[Begin]

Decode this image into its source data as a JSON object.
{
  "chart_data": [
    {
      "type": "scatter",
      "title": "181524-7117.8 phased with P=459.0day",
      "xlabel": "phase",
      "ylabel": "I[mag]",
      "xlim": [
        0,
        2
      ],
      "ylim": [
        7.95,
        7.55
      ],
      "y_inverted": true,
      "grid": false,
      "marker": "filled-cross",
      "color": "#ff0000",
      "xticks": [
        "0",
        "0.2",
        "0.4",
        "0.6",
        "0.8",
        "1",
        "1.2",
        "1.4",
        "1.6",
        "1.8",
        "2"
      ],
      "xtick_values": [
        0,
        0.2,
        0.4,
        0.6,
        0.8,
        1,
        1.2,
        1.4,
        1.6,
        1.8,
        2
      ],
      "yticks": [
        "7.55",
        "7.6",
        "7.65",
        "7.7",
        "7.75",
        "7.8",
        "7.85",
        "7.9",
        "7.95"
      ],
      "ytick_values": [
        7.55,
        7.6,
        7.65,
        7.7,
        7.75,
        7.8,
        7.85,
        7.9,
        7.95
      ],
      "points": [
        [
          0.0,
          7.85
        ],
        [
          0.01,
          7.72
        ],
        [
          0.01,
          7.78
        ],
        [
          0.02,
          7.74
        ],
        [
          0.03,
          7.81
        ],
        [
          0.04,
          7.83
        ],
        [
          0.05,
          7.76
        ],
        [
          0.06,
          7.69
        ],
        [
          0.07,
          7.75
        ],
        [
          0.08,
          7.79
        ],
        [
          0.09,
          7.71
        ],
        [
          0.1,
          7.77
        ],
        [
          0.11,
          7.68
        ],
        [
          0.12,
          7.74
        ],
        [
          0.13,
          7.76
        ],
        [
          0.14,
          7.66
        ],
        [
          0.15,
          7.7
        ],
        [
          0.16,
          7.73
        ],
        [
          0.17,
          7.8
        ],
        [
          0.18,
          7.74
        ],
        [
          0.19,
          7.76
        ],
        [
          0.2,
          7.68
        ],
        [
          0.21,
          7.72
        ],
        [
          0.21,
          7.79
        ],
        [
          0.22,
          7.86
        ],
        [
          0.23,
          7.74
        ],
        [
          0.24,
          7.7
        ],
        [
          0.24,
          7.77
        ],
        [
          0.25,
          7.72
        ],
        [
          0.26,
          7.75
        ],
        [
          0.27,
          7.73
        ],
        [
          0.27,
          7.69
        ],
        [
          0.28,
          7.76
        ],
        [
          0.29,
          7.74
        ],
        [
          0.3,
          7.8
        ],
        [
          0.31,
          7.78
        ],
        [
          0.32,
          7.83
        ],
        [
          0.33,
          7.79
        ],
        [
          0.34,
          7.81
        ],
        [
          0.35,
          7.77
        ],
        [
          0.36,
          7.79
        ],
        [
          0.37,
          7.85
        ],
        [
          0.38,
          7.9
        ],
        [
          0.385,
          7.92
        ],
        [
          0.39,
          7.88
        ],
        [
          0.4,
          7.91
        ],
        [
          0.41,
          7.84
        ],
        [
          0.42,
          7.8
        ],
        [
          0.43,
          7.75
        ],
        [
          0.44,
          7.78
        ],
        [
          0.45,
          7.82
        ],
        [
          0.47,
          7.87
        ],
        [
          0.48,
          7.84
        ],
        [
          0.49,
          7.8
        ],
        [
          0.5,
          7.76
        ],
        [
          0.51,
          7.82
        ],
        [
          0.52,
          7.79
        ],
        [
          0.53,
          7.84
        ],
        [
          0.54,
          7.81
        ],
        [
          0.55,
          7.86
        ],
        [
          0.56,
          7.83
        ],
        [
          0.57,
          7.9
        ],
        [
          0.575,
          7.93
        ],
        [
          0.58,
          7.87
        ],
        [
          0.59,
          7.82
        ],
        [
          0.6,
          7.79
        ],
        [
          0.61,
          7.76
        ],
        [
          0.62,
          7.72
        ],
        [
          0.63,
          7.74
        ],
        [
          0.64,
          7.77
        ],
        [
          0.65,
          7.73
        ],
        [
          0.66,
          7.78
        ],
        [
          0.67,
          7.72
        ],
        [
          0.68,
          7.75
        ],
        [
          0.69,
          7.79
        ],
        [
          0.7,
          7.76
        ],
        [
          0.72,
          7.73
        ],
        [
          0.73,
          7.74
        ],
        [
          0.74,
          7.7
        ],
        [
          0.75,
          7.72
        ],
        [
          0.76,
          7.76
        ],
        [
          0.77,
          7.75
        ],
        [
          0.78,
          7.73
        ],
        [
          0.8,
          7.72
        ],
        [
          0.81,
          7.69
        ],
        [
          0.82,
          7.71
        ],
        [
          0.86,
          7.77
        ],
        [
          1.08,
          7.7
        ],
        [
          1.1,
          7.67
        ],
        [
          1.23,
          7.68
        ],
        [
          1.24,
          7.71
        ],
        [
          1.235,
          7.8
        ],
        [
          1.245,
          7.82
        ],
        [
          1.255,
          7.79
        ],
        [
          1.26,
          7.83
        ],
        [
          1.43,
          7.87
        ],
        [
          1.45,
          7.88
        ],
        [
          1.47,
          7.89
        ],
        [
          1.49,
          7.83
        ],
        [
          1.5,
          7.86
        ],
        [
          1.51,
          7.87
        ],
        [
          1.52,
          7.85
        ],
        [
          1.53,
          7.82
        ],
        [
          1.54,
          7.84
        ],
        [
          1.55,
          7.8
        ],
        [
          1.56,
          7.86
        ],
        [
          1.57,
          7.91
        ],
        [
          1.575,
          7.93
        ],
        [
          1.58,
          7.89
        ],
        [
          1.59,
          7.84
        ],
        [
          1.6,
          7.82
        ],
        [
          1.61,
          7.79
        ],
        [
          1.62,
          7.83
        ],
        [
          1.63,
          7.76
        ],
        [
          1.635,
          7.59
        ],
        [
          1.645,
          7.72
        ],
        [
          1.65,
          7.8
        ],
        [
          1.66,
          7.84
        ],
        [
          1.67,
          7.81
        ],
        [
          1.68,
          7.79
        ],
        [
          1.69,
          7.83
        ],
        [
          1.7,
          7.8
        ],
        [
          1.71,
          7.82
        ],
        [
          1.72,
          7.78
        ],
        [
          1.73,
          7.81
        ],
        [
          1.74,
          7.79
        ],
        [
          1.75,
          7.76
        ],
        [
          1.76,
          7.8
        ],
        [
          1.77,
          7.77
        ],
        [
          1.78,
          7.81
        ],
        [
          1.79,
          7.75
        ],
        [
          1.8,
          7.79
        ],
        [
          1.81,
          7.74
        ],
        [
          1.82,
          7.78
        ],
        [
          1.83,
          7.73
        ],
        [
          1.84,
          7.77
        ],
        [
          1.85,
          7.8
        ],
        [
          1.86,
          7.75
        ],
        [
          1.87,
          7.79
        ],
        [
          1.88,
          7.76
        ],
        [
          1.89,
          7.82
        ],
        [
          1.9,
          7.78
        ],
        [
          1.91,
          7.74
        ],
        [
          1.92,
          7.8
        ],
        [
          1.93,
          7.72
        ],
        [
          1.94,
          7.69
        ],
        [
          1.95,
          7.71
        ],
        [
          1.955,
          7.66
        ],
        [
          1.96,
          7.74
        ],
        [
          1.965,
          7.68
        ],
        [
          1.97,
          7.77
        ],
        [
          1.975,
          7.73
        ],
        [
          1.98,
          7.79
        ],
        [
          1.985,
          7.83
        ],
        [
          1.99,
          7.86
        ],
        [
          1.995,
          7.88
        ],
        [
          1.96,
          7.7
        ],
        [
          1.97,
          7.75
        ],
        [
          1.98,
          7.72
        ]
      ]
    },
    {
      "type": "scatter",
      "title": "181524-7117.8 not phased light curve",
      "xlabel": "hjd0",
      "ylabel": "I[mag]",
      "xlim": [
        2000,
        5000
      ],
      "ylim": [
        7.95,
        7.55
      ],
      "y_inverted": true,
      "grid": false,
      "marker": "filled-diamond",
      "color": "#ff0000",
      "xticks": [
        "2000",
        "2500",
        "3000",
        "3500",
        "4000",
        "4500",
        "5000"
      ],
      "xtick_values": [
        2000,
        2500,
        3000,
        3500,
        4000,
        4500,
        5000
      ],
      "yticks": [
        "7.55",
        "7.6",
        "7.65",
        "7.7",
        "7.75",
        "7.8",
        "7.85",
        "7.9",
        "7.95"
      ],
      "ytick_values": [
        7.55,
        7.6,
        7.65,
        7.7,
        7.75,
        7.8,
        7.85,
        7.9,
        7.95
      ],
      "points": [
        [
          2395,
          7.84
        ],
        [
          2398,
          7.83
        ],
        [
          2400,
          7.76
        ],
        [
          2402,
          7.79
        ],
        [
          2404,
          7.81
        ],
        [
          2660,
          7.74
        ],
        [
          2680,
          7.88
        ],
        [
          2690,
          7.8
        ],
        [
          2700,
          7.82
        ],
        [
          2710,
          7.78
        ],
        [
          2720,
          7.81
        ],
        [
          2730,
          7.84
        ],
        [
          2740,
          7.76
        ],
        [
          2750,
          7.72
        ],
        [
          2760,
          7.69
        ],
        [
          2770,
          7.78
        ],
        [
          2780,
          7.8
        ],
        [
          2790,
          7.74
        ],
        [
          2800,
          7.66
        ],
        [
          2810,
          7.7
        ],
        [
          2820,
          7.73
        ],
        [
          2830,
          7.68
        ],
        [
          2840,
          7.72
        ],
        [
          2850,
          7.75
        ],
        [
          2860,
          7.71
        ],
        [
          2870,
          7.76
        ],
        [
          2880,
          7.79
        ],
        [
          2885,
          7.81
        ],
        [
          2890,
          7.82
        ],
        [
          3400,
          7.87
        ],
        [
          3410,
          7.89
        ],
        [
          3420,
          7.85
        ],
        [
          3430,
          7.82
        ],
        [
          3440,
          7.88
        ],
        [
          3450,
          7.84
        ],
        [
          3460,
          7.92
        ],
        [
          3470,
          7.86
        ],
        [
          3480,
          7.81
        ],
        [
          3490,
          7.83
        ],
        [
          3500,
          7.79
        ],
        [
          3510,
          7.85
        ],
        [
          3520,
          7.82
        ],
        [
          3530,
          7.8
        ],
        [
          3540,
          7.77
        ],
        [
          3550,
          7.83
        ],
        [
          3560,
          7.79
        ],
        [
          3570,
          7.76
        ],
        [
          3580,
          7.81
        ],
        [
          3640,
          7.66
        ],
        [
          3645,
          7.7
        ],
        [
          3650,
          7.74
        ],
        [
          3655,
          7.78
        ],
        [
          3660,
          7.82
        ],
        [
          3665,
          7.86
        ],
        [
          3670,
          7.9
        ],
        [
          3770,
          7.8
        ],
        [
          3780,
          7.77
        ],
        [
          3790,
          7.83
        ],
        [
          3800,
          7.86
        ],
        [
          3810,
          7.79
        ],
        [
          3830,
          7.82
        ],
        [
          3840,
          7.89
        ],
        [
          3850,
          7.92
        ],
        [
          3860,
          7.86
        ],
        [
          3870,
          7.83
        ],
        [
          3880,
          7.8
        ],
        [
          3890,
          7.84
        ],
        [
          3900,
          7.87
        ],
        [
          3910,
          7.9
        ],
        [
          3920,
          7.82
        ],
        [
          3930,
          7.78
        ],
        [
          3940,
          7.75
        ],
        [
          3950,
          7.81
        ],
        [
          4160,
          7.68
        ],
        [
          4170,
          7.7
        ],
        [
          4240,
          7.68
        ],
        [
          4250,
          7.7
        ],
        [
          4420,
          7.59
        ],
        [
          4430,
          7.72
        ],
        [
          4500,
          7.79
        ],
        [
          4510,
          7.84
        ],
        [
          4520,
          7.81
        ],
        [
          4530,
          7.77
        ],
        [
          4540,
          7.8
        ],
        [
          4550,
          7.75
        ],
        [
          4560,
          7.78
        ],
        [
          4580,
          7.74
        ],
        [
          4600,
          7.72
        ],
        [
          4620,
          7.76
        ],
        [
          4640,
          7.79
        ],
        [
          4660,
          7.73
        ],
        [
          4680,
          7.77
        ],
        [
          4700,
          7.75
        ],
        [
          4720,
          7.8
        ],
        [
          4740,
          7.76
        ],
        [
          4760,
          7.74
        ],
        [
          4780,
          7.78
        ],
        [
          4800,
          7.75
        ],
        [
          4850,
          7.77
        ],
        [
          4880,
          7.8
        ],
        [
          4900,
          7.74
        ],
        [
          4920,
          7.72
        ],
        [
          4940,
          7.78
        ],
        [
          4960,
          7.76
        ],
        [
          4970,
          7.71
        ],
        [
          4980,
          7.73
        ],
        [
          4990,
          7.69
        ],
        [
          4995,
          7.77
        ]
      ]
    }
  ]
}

[End]

▶ REQUEST
Pull every line containing the word "title" out of the material.

▶ EXERCISE OUTPUT
      "title": "181524-7117.8 phased with P=459.0day",
      "title": "181524-7117.8 not phased light curve",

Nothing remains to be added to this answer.